THE TASK
Every line of the material below must be repeated exactly.

ENTRIES
● ● ● ●

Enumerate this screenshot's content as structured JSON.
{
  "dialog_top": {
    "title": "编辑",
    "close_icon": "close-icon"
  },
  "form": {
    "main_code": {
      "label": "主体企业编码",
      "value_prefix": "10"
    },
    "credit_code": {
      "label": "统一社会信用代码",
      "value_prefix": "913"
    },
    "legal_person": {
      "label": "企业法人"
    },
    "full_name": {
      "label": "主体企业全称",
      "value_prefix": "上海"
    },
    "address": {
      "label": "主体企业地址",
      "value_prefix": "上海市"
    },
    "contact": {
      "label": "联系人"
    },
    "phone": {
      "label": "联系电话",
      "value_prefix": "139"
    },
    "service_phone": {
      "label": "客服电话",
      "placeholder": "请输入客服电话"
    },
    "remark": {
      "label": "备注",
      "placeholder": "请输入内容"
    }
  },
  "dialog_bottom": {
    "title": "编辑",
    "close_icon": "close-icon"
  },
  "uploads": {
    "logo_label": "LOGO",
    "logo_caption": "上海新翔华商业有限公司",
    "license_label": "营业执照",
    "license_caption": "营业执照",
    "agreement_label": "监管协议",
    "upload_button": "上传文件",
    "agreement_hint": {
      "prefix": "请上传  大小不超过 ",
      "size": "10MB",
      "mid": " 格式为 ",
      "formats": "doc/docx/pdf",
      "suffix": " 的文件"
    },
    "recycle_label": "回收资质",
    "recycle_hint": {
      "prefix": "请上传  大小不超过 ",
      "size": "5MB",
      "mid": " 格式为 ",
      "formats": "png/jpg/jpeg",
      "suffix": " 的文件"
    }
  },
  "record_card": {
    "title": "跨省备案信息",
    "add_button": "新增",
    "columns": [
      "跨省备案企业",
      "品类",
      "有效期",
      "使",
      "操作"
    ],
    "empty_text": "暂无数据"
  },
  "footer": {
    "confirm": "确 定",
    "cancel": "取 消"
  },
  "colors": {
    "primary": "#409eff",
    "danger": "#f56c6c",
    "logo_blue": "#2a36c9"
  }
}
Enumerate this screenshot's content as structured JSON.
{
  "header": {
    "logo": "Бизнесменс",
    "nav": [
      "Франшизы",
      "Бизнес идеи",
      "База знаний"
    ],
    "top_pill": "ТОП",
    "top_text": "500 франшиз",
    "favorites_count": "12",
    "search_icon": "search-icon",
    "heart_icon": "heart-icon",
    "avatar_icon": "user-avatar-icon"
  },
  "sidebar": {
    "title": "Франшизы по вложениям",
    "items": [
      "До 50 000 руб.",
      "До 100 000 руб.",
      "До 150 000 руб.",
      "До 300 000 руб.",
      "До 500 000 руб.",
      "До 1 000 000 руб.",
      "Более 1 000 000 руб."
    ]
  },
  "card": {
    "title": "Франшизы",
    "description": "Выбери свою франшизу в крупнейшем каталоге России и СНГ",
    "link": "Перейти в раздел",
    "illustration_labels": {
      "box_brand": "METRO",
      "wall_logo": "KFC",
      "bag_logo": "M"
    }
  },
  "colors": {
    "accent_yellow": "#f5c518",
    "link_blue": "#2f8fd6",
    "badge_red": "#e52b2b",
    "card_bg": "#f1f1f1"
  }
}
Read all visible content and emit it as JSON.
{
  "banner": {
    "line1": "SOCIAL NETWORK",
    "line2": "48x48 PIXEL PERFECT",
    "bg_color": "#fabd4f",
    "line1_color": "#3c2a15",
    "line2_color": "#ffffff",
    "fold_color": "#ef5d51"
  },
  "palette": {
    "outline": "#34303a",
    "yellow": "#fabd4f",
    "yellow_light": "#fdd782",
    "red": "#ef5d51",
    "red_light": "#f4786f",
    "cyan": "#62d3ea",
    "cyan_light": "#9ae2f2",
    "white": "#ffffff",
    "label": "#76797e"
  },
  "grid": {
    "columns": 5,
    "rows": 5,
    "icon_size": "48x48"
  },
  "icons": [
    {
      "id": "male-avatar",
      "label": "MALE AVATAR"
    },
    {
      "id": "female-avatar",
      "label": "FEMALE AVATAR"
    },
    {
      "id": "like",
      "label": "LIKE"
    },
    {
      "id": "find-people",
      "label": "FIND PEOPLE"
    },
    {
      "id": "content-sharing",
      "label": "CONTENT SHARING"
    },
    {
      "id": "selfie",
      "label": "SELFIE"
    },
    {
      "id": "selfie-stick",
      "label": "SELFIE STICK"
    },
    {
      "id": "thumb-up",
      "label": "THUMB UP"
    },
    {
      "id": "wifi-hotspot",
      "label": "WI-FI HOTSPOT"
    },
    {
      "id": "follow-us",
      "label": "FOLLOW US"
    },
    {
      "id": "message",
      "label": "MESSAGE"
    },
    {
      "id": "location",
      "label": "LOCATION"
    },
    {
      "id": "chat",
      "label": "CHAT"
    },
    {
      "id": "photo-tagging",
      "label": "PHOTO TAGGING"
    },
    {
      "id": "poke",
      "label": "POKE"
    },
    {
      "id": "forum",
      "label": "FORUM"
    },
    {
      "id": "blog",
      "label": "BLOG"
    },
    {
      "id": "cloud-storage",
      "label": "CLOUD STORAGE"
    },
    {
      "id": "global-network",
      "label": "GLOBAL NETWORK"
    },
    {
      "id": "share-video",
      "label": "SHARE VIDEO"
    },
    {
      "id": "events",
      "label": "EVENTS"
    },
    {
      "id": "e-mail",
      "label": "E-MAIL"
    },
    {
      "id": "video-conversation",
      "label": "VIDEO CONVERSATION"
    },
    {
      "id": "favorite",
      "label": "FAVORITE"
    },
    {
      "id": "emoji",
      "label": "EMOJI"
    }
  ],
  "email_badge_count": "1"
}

● ● ● ●

FULL SOLUTION
Enumerate this screenshot's content as structured JSON.
{
  "dialog_top": {
    "title": "编辑",
    "close_icon": "close-icon"
  },
  "form": {
    "main_code": {
      "label": "主体企业编码",
      "value_prefix": "10"
    },
    "credit_code": {
      "label": "统一社会信用代码",
      "value_prefix": "913"
    },
    "legal_person": {
      "label": "企业法人"
    },
    "full_name": {
      "label": "主体企业全称",
      "value_prefix": "上海"
    },
    "address": {
      "label": "主体企业地址",
      "value_prefix": "上海市"
    },
    "contact": {
      "label": "联系人"
    },
    "phone": {
      "label": "联系电话",
      "value_prefix": "139"
    },
    "service_phone": {
      "label": "客服电话",
      "placeholder": "请输入客服电话"
    },
    "remark": {
      "label": "备注",
      "placeholder": "请输入内容"
    }
  },
  "dialog_bottom": {
    "title": "编辑",
    "close_icon": "close-icon"
  },
  "uploads": {
    "logo_label": "LOGO",
    "logo_caption": "上海新翔华商业有限公司",
    "license_label": "营业执照",
    "license_caption": "营业执照",
    "agreement_label": "监管协议",
    "upload_button": "上传文件",
    "agreement_hint": {
      "prefix": "请上传  大小不超过 ",
      "size": "10MB",
      "mid": " 格式为 ",
      "formats": "doc/docx/pdf",
      "suffix": " 的文件"
    },
    "recycle_label": "回收资质",
    "recycle_hint": {
      "prefix": "请上传  大小不超过 ",
      "size": "5MB",
      "mid": " 格式为 ",
      "formats": "png/jpg/jpeg",
      "suffix": " 的文件"
    }
  },
  "record_card": {
    "title": "跨省备案信息",
    "add_button": "新增",
    "columns": [
      "跨省备案企业",
      "品类",
      "有效期",
      "使",
      "操作"
    ],
    "empty_text": "暂无数据"
  },
  "footer": {
    "confirm": "确 定",
    "cancel": "取 消"
  },
  "colors": {
    "primary": "#409eff",
    "danger": "#f56c6c",
    "logo_blue": "#2a36c9"
  }
}
Enumerate this screenshot's content as structured JSON.
{
  "header": {
    "logo": "Бизнесменс",
    "nav": [
      "Франшизы",
      "Бизнес идеи",
      "База знаний"
    ],
    "top_pill": "ТОП",
    "top_text": "500 франшиз",
    "favorites_count": "12",
    "search_icon": "search-icon",
    "heart_icon": "heart-icon",
    "avatar_icon": "user-avatar-icon"
  },
  "sidebar": {
    "title": "Франшизы по вложениям",
    "items": [
      "До 50 000 руб.",
      "До 100 000 руб.",
      "До 150 000 руб.",
      "До 300 000 руб.",
      "До 500 000 руб.",
      "До 1 000 000 руб.",
      "Более 1 000 000 руб."
    ]
  },
  "card": {
    "title": "Франшизы",
    "description": "Выбери свою франшизу в крупнейшем каталоге России и СНГ",
    "link": "Перейти в раздел",
    "illustration_labels": {
      "box_brand": "METRO",
      "wall_logo": "KFC",
      "bag_logo": "M"
    }
  },
  "colors": {
    "accent_yellow": "#f5c518",
    "link_blue": "#2f8fd6",
    "badge_red": "#e52b2b",
    "card_bg": "#f1f1f1"
  }
}
Read all visible content and emit it as JSON.
{
  "banner": {
    "line1": "SOCIAL NETWORK",
    "line2": "48x48 PIXEL PERFECT",
    "bg_color": "#fabd4f",
    "line1_color": "#3c2a15",
    "line2_color": "#ffffff",
    "fold_color": "#ef5d51"
  },
  "palette": {
    "outline": "#34303a",
    "yellow": "#fabd4f",
    "yellow_light": "#fdd782",
    "red": "#ef5d51",
    "red_light": "#f4786f",
    "cyan": "#62d3ea",
    "cyan_light": "#9ae2f2",
    "white": "#ffffff",
    "label": "#76797e"
  },
  "grid": {
    "columns": 5,
    "rows": 5,
    "icon_size": "48x48"
  },
  "icons": [
    {
      "id": "male-avatar",
      "label": "MALE AVATAR"
    },
    {
      "id": "female-avatar",
      "label": "FEMALE AVATAR"
    },
    {
      "id": "like",
      "label": "LIKE"
    },
    {
      "id": "find-people",
      "label": "FIND PEOPLE"
    },
    {
      "id": "content-sharing",
      "label": "CONTENT SHARING"
    },
    {
      "id": "selfie",
      "label": "SELFIE"
    },
    {
      "id": "selfie-stick",
      "label": "SELFIE STICK"
    },
    {
      "id": "thumb-up",
      "label": "THUMB UP"
    },
    {
      "id": "wifi-hotspot",
      "label": "WI-FI HOTSPOT"
    },
    {
      "id": "follow-us",
      "label": "FOLLOW US"
    },
    {
      "id": "message",
      "label": "MESSAGE"
    },
    {
      "id": "location",
      "label": "LOCATION"
    },
    {
      "id": "chat",
      "label": "CHAT"
    },
    {
      "id": "photo-tagging",
      "label": "PHOTO TAGGING"
    },
    {
      "id": "poke",
      "label": "POKE"
    },
    {
      "id": "forum",
      "label": "FORUM"
    },
    {
      "id": "blog",
      "label": "BLOG"
    },
    {
      "id": "cloud-storage",
      "label": "CLOUD STORAGE"
    },
    {
      "id": "global-network",
      "label": "GLOBAL NETWORK"
    },
    {
      "id": "share-video",
      "label": "SHARE VIDEO"
    },
    {
      "id": "events",
      "label": "EVENTS"
    },
    {
      "id": "e-mail",
      "label": "E-MAIL"
    },
    {
      "id": "video-conversation",
      "label": "VIDEO CONVERSATION"
    },
    {
      "id": "favorite",
      "label": "FAVORITE"
    },
    {
      "id": "emoji",
      "label": "EMOJI"
    }
  ],
  "email_badge_count": "1"
}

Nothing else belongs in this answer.